### Directions for this task
Report all lines holding "telas".

Collected data entries
- - -
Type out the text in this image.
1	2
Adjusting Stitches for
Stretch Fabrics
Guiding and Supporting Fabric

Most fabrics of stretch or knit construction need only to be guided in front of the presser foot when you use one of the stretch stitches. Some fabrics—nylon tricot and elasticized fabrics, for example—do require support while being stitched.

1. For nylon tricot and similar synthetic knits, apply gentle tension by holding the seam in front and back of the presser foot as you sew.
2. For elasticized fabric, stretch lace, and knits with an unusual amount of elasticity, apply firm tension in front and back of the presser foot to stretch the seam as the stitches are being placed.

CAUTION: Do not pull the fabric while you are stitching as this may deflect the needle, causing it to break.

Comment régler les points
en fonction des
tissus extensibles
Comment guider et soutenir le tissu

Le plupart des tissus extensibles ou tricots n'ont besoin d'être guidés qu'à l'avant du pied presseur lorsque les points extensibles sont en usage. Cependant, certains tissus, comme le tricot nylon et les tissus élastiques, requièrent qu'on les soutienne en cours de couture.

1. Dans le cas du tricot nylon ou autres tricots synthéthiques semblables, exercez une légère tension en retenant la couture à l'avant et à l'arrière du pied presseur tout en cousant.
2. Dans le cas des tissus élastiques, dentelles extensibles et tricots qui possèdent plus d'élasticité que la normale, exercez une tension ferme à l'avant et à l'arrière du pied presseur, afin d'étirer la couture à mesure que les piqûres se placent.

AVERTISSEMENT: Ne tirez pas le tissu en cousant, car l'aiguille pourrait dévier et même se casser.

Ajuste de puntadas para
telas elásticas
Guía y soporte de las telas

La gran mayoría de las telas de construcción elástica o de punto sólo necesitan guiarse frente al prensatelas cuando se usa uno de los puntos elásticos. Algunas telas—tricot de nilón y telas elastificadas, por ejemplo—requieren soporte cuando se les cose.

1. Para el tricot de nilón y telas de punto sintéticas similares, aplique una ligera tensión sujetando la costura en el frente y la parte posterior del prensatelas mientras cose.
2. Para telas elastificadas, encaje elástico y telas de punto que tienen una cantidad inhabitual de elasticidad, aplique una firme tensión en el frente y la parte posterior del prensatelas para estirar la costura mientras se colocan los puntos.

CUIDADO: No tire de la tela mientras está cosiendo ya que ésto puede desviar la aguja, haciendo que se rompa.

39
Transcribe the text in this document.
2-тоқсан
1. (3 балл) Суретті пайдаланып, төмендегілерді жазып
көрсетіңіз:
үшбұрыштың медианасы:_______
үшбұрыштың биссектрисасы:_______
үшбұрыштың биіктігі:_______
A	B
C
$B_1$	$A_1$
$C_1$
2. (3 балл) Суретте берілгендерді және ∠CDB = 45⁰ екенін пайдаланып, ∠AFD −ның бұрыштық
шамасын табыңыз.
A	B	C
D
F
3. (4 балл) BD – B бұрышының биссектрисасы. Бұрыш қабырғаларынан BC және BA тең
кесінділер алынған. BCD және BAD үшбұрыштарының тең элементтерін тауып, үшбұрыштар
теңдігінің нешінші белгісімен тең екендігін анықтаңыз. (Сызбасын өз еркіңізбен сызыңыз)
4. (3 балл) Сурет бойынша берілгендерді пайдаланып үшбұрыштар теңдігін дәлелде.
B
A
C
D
- - -
### Finished exercise
telas elásticas
Guía y soporte de las telas
La gran mayoría de las telas de construcción elástica o de punto sólo necesitan guiarse frente al prensatelas cuando se usa uno de los puntos elásticos. Algunas telas—tricot de nilón y telas elastificadas, por ejemplo—requieren soporte cuando se les cose.
1. Para el tricot de nilón y telas de punto sintéticas similares, aplique una ligera tensión sujetando la costura en el frente y la parte posterior del prensatelas mientras cose.
2. Para telas elastificadas, encaje elástico y telas de punto que tienen una cantidad inhabitual de elasticidad, aplique una firme tensión en el frente y la parte posterior del prensatelas para estirar la costura mientras se colocan los puntos.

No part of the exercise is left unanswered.